The data below is to be returned in full and exactly.

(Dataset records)
=-=-=

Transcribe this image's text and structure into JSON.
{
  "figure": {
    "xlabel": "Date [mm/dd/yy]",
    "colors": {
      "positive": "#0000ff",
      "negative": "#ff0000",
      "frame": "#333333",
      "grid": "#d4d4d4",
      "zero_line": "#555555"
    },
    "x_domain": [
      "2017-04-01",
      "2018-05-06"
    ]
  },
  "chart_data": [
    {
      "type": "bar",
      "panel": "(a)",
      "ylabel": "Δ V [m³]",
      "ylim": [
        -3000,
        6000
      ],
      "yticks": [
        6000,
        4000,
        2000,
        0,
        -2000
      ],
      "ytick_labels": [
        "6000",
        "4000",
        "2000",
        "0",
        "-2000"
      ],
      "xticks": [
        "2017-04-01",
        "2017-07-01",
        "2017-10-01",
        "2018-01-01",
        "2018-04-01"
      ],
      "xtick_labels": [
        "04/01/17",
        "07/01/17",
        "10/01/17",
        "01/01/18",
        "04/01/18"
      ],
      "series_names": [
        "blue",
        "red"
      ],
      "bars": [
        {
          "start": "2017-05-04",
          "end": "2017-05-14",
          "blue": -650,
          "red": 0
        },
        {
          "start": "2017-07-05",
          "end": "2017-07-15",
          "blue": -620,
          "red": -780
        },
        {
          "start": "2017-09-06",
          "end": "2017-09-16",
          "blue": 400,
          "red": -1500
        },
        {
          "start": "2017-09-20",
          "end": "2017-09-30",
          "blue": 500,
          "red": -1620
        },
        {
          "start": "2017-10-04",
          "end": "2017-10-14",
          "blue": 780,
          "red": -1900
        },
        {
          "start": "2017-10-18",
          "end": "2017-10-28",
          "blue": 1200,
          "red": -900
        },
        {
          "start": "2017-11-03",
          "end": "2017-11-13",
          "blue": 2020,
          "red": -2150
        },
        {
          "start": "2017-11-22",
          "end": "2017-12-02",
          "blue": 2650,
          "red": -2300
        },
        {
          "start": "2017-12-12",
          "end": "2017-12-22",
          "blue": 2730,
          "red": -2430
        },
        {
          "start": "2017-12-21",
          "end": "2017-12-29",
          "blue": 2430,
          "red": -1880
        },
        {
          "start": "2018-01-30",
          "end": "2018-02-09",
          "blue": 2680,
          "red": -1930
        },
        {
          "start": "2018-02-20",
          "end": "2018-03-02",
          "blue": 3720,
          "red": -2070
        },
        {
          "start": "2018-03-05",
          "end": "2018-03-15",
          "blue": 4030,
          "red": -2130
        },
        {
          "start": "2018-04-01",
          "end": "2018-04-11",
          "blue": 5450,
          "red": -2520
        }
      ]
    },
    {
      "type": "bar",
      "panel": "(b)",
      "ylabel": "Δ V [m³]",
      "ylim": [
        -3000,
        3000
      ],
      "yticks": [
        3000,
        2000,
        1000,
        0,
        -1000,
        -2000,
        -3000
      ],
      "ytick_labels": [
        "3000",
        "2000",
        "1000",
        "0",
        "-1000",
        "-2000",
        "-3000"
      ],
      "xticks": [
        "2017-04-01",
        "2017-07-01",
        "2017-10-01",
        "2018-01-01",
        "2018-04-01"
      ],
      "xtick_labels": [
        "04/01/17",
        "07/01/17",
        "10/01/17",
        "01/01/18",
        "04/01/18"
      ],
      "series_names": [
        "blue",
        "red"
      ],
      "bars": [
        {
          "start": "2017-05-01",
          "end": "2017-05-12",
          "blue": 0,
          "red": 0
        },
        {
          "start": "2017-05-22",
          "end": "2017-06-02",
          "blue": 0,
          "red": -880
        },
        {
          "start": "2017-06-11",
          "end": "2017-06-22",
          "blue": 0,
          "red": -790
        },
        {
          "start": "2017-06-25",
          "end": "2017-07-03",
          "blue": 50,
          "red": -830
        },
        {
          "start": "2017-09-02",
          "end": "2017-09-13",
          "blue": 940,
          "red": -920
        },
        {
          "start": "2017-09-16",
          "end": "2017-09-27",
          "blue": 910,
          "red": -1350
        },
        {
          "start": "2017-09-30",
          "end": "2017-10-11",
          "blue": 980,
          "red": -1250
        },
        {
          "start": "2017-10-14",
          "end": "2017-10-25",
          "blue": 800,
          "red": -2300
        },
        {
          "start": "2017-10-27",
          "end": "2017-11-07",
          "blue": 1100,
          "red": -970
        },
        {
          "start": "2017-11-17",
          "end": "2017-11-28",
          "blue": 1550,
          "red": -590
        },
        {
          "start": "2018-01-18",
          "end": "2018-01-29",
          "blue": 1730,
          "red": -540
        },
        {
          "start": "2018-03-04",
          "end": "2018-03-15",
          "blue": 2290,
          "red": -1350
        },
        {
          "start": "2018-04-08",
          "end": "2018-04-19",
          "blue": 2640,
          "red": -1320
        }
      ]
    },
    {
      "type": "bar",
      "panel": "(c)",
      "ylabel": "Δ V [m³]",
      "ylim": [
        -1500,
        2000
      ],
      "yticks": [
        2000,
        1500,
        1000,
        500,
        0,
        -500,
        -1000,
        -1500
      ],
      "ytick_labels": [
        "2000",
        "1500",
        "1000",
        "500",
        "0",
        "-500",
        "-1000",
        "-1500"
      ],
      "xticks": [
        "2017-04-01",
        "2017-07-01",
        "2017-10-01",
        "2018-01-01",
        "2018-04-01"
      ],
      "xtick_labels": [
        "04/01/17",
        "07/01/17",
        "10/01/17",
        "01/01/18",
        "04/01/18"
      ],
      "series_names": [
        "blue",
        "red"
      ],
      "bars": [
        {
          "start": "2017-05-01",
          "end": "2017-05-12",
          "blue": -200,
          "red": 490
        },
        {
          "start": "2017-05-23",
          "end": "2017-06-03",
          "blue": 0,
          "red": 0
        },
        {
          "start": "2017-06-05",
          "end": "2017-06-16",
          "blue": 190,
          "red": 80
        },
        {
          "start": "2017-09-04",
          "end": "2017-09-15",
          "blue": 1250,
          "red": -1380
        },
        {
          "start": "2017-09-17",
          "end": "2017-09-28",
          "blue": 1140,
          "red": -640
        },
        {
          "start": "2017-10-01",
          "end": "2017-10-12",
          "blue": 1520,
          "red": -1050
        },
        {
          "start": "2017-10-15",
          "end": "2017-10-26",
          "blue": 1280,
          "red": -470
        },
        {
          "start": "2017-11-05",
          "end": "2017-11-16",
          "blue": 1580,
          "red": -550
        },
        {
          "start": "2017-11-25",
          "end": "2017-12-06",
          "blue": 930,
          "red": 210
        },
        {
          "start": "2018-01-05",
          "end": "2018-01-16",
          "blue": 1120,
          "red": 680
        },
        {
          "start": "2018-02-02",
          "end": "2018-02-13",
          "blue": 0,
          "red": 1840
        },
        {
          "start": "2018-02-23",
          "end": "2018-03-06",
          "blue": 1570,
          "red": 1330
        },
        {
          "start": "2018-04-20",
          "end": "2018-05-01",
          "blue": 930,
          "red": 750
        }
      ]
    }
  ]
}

=-=-=

◆ Worked answer:
Transcribe this image's text and structure into JSON.
{
  "figure": {
    "xlabel": "Date [mm/dd/yy]",
    "colors": {
      "positive": "#0000ff",
      "negative": "#ff0000",
      "frame": "#333333",
      "grid": "#d4d4d4",
      "zero_line": "#555555"
    },
    "x_domain": [
      "2017-04-01",
      "2018-05-06"
    ]
  },
  "chart_data": [
    {
      "type": "bar",
      "panel": "(a)",
      "ylabel": "Δ V [m³]",
      "ylim": [
        -3000,
        6000
      ],
      "yticks": [
        6000,
        4000,
        2000,
        0,
        -2000
      ],
      "ytick_labels": [
        "6000",
        "4000",
        "2000",
        "0",
        "-2000"
      ],
      "xticks": [
        "2017-04-01",
        "2017-07-01",
        "2017-10-01",
        "2018-01-01",
        "2018-04-01"
      ],
      "xtick_labels": [
        "04/01/17",
        "07/01/17",
        "10/01/17",
        "01/01/18",
        "04/01/18"
      ],
      "series_names": [
        "blue",
        "red"
      ],
      "bars": [
        {
          "start": "2017-05-04",
          "end": "2017-05-14",
          "blue": -650,
          "red": 0
        },
        {
          "start": "2017-07-05",
          "end": "2017-07-15",
          "blue": -620,
          "red": -780
        },
        {
          "start": "2017-09-06",
          "end": "2017-09-16",
          "blue": 400,
          "red": -1500
        },
        {
          "start": "2017-09-20",
          "end": "2017-09-30",
          "blue": 500,
          "red": -1620
        },
        {
          "start": "2017-10-04",
          "end": "2017-10-14",
          "blue": 780,
          "red": -1900
        },
        {
          "start": "2017-10-18",
          "end": "2017-10-28",
          "blue": 1200,
          "red": -900
        },
        {
          "start": "2017-11-03",
          "end": "2017-11-13",
          "blue": 2020,
          "red": -2150
        },
        {
          "start": "2017-11-22",
          "end": "2017-12-02",
          "blue": 2650,
          "red": -2300
        },
        {
          "start": "2017-12-12",
          "end": "2017-12-22",
          "blue": 2730,
          "red": -2430
        },
        {
          "start": "2017-12-21",
          "end": "2017-12-29",
          "blue": 2430,
          "red": -1880
        },
        {
          "start": "2018-01-30",
          "end": "2018-02-09",
          "blue": 2680,
          "red": -1930
        },
        {
          "start": "2018-02-20",
          "end": "2018-03-02",
          "blue": 3720,
          "red": -2070
        },
        {
          "start": "2018-03-05",
          "end": "2018-03-15",
          "blue": 4030,
          "red": -2130
        },
        {
          "start": "2018-04-01",
          "end": "2018-04-11",
          "blue": 5450,
          "red": -2520
        }
      ]
    },
    {
      "type": "bar",
      "panel": "(b)",
      "ylabel": "Δ V [m³]",
      "ylim": [
        -3000,
        3000
      ],
      "yticks": [
        3000,
        2000,
        1000,
        0,
        -1000,
        -2000,
        -3000
      ],
      "ytick_labels": [
        "3000",
        "2000",
        "1000",
        "0",
        "-1000",
        "-2000",
        "-3000"
      ],
      "xticks": [
        "2017-04-01",
        "2017-07-01",
        "2017-10-01",
        "2018-01-01",
        "2018-04-01"
      ],
      "xtick_labels": [
        "04/01/17",
        "07/01/17",
        "10/01/17",
        "01/01/18",
        "04/01/18"
      ],
      "series_names": [
        "blue",
        "red"
      ],
      "bars": [
        {
          "start": "2017-05-01",
          "end": "2017-05-12",
          "blue": 0,
          "red": 0
        },
        {
          "start": "2017-05-22",
          "end": "2017-06-02",
          "blue": 0,
          "red": -880
        },
        {
          "start": "2017-06-11",
          "end": "2017-06-22",
          "blue": 0,
          "red": -790
        },
        {
          "start": "2017-06-25",
          "end": "2017-07-03",
          "blue": 50,
          "red": -830
        },
        {
          "start": "2017-09-02",
          "end": "2017-09-13",
          "blue": 940,
          "red": -920
        },
        {
          "start": "2017-09-16",
          "end": "2017-09-27",
          "blue": 910,
          "red": -1350
        },
        {
          "start": "2017-09-30",
          "end": "2017-10-11",
          "blue": 980,
          "red": -1250
        },
        {
          "start": "2017-10-14",
          "end": "2017-10-25",
          "blue": 800,
          "red": -2300
        },
        {
          "start": "2017-10-27",
          "end": "2017-11-07",
          "blue": 1100,
          "red": -970
        },
        {
          "start": "2017-11-17",
          "end": "2017-11-28",
          "blue": 1550,
          "red": -590
        },
        {
          "start": "2018-01-18",
          "end": "2018-01-29",
          "blue": 1730,
          "red": -540
        },
        {
          "start": "2018-03-04",
          "end": "2018-03-15",
          "blue": 2290,
          "red": -1350
        },
        {
          "start": "2018-04-08",
          "end": "2018-04-19",
          "blue": 2640,
          "red": -1320
        }
      ]
    },
    {
      "type": "bar",
      "panel": "(c)",
      "ylabel": "Δ V [m³]",
      "ylim": [
        -1500,
        2000
      ],
      "yticks": [
        2000,
        1500,
        1000,
        500,
        0,
        -500,
        -1000,
        -1500
      ],
      "ytick_labels": [
        "2000",
        "1500",
        "1000",
        "500",
        "0",
        "-500",
        "-1000",
        "-1500"
      ],
      "xticks": [
        "2017-04-01",
        "2017-07-01",
        "2017-10-01",
        "2018-01-01",
        "2018-04-01"
      ],
      "xtick_labels": [
        "04/01/17",
        "07/01/17",
        "10/01/17",
        "01/01/18",
        "04/01/18"
      ],
      "series_names": [
        "blue",
        "red"
      ],
      "bars": [
        {
          "start": "2017-05-01",
          "end": "2017-05-12",
          "blue": -200,
          "red": 490
        },
        {
          "start": "2017-05-23",
          "end": "2017-06-03",
          "blue": 0,
          "red": 0
        },
        {
          "start": "2017-06-05",
          "end": "2017-06-16",
          "blue": 190,
          "red": 80
        },
        {
          "start": "2017-09-04",
          "end": "2017-09-15",
          "blue": 1250,
          "red": -1380
        },
        {
          "start": "2017-09-17",
          "end": "2017-09-28",
          "blue": 1140,
          "red": -640
        },
        {
          "start": "2017-10-01",
          "end": "2017-10-12",
          "blue": 1520,
          "red": -1050
        },
        {
          "start": "2017-10-15",
          "end": "2017-10-26",
          "blue": 1280,
          "red": -470
        },
        {
          "start": "2017-11-05",
          "end": "2017-11-16",
          "blue": 1580,
          "red": -550
        },
        {
          "start": "2017-11-25",
          "end": "2017-12-06",
          "blue": 930,
          "red": 210
        },
        {
          "start": "2018-01-05",
          "end": "2018-01-16",
          "blue": 1120,
          "red": 680
        },
        {
          "start": "2018-02-02",
          "end": "2018-02-13",
          "blue": 0,
          "red": 1840
        },
        {
          "start": "2018-02-23",
          "end": "2018-03-06",
          "blue": 1570,
          "red": 1330
        },
        {
          "start": "2018-04-20",
          "end": "2018-05-01",
          "blue": 930,
          "red": 750
        }
      ]
    }
  ]
}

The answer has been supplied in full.